- THE TASK:
Copy, in full, each line of the material that holds the word "JSON".
+++ MATERIAL TO PROCESS +++
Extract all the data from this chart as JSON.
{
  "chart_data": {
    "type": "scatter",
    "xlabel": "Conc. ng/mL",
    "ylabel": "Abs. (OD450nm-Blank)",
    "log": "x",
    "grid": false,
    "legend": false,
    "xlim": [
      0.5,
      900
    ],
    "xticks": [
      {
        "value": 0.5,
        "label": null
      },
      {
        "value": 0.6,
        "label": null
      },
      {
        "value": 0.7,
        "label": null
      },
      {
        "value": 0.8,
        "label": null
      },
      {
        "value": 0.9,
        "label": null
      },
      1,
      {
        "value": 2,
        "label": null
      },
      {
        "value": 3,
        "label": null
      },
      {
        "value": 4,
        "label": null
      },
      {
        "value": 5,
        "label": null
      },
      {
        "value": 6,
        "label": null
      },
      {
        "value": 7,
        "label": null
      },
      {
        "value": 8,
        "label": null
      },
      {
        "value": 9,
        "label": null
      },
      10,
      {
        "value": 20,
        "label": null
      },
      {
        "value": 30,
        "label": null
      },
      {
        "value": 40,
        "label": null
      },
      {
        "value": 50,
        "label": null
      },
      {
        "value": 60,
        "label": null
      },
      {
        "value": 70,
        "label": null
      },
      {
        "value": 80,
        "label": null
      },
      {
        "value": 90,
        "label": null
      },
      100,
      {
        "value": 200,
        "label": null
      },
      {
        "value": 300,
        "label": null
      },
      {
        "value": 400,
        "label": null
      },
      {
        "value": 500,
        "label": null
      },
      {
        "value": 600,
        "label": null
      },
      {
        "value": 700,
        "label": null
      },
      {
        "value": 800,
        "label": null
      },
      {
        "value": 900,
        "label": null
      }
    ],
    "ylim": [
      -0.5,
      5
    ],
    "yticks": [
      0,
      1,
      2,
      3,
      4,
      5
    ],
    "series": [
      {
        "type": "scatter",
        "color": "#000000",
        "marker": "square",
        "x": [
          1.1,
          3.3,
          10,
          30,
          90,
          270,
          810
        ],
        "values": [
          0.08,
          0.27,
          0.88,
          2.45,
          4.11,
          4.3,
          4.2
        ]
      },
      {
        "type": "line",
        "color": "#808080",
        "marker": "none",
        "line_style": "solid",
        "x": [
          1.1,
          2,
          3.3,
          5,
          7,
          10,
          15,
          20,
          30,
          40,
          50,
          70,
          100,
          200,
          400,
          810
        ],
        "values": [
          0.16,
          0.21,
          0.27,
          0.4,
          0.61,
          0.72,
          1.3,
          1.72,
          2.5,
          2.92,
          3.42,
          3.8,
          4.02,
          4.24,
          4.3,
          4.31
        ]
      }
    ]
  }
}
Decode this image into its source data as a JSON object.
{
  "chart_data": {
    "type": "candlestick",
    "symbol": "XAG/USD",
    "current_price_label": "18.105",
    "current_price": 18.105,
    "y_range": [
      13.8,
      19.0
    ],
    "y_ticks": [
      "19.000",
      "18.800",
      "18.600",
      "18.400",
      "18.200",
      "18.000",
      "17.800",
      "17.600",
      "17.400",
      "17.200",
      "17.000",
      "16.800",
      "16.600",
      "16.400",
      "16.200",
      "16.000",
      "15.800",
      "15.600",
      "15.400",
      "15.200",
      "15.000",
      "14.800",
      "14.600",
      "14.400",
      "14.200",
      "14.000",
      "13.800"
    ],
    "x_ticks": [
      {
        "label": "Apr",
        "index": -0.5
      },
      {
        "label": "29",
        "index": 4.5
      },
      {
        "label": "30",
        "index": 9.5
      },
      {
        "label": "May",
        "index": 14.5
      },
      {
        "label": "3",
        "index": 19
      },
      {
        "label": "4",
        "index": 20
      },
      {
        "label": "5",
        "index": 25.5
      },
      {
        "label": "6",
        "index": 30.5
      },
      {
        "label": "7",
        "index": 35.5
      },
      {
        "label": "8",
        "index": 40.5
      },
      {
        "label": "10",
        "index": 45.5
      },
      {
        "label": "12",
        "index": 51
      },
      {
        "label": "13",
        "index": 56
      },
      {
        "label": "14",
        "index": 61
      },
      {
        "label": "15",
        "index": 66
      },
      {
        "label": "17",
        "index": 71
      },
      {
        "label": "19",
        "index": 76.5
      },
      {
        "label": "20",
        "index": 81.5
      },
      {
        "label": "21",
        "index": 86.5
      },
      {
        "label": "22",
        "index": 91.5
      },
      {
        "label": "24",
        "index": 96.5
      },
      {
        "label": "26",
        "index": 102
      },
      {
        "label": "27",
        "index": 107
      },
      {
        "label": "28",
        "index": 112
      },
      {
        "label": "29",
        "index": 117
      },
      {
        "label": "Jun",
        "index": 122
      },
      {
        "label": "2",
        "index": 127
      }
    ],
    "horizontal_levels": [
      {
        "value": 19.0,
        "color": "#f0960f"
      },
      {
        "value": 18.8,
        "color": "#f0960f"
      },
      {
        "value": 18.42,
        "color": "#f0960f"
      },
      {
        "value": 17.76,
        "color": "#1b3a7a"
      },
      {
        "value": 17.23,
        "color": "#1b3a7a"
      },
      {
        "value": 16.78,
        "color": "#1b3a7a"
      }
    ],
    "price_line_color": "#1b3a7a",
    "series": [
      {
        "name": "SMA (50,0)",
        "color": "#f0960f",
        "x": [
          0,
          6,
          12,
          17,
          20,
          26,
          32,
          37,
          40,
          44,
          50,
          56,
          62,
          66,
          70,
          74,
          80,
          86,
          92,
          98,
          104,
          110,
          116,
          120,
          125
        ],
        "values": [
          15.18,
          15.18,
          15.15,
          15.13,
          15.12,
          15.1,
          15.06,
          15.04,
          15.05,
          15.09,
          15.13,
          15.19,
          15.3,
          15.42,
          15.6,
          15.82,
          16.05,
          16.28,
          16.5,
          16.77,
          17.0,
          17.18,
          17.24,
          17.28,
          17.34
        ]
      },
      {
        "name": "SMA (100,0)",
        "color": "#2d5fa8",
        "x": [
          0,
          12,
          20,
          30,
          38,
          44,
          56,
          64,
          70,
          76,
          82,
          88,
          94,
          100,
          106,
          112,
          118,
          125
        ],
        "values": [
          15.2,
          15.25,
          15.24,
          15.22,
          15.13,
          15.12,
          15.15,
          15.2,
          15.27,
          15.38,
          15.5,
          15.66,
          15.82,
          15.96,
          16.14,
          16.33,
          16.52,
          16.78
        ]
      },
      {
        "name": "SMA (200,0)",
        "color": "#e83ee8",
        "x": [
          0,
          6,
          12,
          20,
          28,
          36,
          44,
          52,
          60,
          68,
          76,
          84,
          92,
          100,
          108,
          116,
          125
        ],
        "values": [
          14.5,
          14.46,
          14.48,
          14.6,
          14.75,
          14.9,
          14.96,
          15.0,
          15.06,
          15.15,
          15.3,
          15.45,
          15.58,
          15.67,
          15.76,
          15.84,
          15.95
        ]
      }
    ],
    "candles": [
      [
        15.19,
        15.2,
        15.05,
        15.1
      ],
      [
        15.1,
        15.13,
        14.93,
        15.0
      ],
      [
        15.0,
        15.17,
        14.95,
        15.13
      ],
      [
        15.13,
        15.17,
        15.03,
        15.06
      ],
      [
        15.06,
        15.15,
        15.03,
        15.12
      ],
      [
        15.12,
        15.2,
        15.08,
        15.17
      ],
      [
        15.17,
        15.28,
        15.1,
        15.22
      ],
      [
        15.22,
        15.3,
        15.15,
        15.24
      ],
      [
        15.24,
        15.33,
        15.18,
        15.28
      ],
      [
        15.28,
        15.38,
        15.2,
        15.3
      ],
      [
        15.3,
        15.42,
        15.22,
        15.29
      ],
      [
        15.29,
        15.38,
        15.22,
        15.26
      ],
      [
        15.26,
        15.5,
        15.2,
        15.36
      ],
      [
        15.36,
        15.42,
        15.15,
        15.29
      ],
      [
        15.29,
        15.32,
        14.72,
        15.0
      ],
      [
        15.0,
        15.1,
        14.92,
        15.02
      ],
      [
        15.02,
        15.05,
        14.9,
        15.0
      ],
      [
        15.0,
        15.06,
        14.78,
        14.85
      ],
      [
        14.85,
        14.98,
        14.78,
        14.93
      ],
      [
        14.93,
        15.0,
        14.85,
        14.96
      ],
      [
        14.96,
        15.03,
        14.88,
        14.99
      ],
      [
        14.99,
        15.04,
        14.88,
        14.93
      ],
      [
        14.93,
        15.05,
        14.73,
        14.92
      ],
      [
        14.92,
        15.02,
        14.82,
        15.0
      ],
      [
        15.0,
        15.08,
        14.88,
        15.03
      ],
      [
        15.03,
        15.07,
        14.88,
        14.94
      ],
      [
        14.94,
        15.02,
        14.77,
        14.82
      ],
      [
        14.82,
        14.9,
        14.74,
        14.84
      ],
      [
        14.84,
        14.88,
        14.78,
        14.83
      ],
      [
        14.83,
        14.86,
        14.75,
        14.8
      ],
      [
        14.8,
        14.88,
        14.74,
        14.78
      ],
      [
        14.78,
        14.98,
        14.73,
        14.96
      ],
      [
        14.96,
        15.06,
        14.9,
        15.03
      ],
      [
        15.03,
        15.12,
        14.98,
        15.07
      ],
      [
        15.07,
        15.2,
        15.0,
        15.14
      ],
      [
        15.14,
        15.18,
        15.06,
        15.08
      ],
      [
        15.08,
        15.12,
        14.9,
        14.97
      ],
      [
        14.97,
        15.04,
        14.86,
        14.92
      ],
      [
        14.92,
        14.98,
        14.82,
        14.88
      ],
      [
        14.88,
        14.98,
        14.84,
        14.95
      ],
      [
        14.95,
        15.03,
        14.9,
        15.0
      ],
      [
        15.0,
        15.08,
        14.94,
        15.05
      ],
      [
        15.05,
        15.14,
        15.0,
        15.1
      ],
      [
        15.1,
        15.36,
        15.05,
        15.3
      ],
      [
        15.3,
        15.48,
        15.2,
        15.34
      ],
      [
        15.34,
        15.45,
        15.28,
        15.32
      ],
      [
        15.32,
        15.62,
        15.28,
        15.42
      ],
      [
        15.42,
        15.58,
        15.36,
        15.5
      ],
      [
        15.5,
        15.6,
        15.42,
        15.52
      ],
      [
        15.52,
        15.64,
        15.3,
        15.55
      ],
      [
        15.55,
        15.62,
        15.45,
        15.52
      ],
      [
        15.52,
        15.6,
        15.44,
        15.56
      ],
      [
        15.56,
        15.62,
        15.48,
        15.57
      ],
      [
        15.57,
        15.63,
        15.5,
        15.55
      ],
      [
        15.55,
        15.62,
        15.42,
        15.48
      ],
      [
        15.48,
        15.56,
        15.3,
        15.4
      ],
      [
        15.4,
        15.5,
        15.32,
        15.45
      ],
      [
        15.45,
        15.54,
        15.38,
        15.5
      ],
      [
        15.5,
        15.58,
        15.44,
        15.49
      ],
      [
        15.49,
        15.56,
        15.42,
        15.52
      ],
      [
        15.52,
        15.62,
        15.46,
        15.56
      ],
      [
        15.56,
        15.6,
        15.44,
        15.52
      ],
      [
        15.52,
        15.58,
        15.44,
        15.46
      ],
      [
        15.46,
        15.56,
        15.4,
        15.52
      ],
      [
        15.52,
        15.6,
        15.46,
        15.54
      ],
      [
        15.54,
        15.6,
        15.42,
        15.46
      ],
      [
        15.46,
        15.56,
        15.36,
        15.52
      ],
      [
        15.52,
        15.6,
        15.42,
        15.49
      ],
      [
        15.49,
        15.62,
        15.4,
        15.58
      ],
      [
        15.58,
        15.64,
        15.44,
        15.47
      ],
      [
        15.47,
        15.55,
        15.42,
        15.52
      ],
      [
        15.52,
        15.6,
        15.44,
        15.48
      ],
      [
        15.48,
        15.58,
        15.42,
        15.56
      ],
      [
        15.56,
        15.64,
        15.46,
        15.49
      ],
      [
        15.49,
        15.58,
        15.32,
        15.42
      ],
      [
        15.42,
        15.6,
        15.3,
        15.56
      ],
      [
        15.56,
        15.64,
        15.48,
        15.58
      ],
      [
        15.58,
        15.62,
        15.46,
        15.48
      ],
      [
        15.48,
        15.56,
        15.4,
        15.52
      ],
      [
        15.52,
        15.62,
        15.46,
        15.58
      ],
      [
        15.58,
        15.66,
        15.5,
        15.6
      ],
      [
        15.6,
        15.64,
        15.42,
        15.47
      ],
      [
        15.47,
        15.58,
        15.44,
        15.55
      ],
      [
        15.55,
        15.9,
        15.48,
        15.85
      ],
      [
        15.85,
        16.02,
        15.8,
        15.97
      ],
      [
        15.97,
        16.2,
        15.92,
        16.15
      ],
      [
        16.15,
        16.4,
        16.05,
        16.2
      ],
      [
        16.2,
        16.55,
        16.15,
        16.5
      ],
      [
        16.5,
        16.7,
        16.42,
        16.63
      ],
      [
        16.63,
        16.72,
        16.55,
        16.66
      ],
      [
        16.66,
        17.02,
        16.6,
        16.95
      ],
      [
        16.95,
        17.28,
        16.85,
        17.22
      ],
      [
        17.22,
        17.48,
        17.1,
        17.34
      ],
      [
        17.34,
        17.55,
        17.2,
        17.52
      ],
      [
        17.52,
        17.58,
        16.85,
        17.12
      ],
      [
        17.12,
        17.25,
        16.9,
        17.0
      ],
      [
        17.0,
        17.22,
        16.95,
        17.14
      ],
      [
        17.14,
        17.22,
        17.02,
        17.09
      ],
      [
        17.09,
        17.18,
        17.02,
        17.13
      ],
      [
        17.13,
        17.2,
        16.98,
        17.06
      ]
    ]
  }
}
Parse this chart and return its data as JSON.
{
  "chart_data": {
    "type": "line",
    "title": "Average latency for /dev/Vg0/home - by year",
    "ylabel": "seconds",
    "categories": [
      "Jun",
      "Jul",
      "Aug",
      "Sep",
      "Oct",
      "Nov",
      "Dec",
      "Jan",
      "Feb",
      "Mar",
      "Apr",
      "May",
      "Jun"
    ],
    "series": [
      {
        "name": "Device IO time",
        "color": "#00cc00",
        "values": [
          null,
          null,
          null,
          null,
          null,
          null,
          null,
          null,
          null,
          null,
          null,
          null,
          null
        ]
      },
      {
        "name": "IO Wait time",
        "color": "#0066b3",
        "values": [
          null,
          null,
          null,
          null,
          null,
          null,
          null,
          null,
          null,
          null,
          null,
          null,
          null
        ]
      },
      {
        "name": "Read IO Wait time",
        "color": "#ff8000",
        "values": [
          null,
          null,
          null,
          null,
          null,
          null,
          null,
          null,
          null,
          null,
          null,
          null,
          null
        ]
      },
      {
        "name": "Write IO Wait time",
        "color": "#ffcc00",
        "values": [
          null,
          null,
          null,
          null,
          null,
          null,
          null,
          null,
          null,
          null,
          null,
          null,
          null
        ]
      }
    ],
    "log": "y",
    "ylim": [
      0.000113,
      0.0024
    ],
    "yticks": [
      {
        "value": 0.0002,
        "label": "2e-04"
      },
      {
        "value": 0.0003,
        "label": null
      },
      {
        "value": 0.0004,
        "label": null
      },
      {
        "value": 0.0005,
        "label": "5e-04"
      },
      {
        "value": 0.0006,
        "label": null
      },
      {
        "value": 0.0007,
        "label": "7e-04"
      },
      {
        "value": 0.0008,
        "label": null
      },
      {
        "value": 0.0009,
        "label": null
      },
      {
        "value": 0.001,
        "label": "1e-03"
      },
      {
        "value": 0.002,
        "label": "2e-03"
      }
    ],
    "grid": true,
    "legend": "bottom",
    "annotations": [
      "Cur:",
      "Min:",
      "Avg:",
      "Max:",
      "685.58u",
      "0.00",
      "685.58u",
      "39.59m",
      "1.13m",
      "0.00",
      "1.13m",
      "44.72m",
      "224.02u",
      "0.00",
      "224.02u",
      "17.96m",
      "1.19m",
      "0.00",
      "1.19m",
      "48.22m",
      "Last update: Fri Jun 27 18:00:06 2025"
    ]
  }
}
+++
- EXPECTED OUTPUT:
Extract all the data from this chart as JSON.
Decode this image into its source data as a JSON object.
Parse this chart and return its data as JSON.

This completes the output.